Go through the entries below and copy each line containing the word "TrafficLight".
— Start Provided data —
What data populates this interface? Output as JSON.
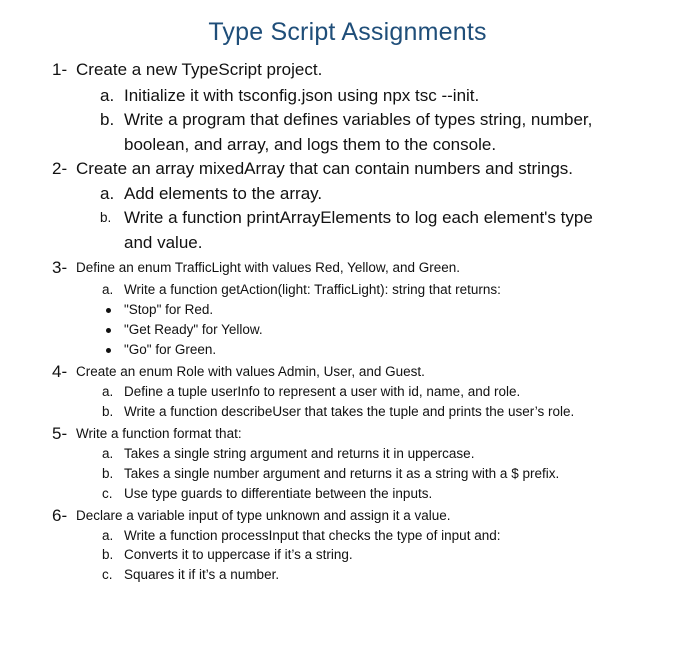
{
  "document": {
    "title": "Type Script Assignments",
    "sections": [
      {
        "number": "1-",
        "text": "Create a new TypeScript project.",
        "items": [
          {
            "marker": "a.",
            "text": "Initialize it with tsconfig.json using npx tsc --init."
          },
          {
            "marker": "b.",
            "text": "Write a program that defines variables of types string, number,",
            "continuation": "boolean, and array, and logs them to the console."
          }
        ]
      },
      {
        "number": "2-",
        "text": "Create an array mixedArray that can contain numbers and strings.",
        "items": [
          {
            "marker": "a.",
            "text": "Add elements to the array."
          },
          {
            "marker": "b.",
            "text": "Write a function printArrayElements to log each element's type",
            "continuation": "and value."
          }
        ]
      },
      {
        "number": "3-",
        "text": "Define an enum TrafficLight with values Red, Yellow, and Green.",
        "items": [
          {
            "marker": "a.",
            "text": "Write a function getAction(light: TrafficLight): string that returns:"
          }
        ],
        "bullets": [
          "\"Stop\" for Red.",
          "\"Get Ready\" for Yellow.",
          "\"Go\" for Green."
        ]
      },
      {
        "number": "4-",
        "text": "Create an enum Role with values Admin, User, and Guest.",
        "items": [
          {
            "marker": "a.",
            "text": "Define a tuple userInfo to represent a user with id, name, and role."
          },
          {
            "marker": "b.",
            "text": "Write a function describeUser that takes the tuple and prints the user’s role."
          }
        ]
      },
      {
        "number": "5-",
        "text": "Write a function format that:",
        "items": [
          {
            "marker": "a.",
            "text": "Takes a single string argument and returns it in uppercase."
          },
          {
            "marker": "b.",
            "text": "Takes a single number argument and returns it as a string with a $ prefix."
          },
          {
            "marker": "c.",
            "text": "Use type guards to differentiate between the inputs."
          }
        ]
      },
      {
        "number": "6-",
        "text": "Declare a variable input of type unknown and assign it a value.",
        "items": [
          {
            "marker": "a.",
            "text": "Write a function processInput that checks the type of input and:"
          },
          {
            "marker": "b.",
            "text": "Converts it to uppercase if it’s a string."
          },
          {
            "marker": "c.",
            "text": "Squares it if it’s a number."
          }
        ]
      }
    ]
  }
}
— End Provided data —
— Start Provided data —
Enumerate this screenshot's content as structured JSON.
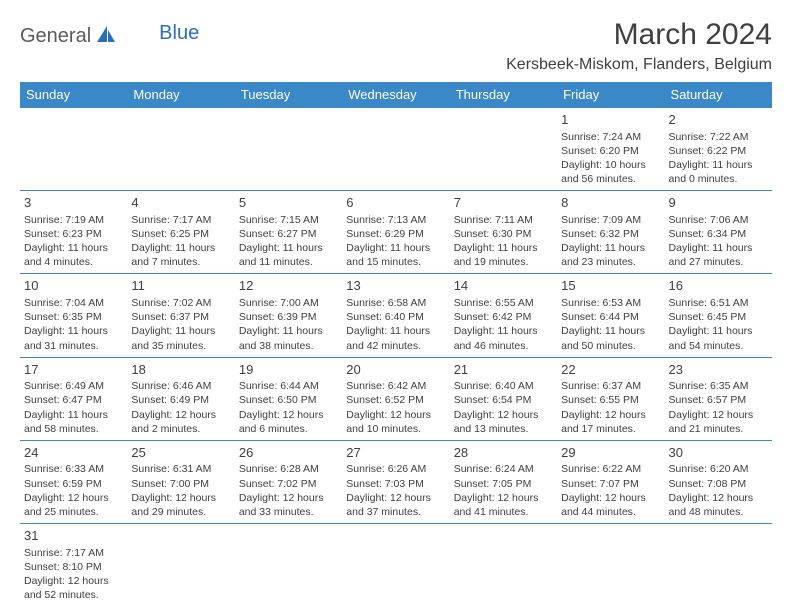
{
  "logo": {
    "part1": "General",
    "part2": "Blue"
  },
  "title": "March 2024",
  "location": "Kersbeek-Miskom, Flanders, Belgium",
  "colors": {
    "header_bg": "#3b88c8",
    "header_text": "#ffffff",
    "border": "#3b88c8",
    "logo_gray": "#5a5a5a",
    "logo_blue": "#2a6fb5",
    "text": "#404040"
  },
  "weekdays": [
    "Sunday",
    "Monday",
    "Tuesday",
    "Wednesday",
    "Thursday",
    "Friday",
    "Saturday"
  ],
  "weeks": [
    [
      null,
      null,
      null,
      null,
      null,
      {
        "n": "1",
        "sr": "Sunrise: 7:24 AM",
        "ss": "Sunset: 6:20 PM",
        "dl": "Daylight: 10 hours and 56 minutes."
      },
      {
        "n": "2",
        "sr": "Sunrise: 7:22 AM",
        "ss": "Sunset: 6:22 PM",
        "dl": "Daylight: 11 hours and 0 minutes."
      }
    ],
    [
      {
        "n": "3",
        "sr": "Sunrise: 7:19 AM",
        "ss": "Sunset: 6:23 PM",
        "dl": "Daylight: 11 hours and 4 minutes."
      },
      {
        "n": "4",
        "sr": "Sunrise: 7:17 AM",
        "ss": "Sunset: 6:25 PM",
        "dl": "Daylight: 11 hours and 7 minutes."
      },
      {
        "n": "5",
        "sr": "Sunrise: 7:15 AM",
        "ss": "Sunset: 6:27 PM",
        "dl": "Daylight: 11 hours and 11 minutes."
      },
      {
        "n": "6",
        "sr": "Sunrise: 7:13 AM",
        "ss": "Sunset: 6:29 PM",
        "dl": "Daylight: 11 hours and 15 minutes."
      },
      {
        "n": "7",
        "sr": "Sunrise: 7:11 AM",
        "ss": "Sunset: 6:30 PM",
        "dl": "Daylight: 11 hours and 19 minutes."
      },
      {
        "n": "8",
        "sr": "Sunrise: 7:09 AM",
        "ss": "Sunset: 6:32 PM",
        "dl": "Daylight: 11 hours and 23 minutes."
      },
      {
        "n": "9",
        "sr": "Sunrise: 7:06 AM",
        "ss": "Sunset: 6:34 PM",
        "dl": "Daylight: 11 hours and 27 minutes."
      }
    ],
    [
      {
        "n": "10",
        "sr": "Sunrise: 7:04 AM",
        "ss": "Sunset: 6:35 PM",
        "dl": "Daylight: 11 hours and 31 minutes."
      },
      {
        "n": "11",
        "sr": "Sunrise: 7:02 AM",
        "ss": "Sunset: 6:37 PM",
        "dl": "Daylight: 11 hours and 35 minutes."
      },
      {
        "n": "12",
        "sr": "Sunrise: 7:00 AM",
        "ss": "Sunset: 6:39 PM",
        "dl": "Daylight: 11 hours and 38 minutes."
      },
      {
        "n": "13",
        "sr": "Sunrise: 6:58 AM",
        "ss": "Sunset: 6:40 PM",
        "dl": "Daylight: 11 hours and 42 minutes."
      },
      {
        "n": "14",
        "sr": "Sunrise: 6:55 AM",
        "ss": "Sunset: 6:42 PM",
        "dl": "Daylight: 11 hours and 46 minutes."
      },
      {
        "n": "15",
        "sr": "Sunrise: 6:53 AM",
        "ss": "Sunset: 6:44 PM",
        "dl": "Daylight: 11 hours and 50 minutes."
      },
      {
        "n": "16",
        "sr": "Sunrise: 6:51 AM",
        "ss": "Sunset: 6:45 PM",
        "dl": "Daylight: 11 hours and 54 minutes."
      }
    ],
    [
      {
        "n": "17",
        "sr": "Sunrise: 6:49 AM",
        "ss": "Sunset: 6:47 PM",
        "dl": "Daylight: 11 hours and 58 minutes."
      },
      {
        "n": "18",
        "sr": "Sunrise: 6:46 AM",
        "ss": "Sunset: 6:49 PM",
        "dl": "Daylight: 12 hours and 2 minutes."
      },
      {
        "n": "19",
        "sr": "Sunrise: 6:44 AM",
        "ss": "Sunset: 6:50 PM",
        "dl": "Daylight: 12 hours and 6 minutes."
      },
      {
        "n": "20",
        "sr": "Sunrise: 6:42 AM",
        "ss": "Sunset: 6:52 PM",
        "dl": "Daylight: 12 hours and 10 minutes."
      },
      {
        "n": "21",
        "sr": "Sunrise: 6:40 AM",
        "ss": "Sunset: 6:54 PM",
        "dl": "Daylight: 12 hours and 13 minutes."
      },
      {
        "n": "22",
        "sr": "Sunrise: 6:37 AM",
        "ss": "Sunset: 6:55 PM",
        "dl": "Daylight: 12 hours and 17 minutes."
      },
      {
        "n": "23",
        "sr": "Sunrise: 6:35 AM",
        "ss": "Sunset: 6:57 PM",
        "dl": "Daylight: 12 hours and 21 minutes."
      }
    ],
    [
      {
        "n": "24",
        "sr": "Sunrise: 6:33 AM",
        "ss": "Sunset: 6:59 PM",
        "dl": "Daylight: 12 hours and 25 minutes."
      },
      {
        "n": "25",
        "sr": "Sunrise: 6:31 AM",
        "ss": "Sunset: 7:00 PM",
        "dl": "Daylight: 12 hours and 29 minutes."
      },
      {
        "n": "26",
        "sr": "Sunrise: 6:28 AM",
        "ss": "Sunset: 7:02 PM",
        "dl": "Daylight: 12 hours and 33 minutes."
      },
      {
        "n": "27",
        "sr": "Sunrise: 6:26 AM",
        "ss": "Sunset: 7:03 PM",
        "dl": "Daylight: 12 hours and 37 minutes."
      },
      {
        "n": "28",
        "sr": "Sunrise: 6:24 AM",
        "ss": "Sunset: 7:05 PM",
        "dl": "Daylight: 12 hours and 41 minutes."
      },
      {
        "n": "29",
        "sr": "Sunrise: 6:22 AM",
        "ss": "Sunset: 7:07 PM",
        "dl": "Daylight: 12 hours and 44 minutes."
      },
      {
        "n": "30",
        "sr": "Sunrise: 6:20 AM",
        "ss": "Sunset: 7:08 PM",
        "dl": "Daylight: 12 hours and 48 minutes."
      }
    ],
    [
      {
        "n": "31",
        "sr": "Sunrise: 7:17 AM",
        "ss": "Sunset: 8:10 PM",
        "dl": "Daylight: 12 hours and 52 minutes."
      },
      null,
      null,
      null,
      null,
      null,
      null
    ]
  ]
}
— End Provided data —
Answer to the task:
        "text": "Define an enum TrafficLight with values Red, Yellow, and Green.",
            "text": "Write a function getAction(light: TrafficLight): string that returns:"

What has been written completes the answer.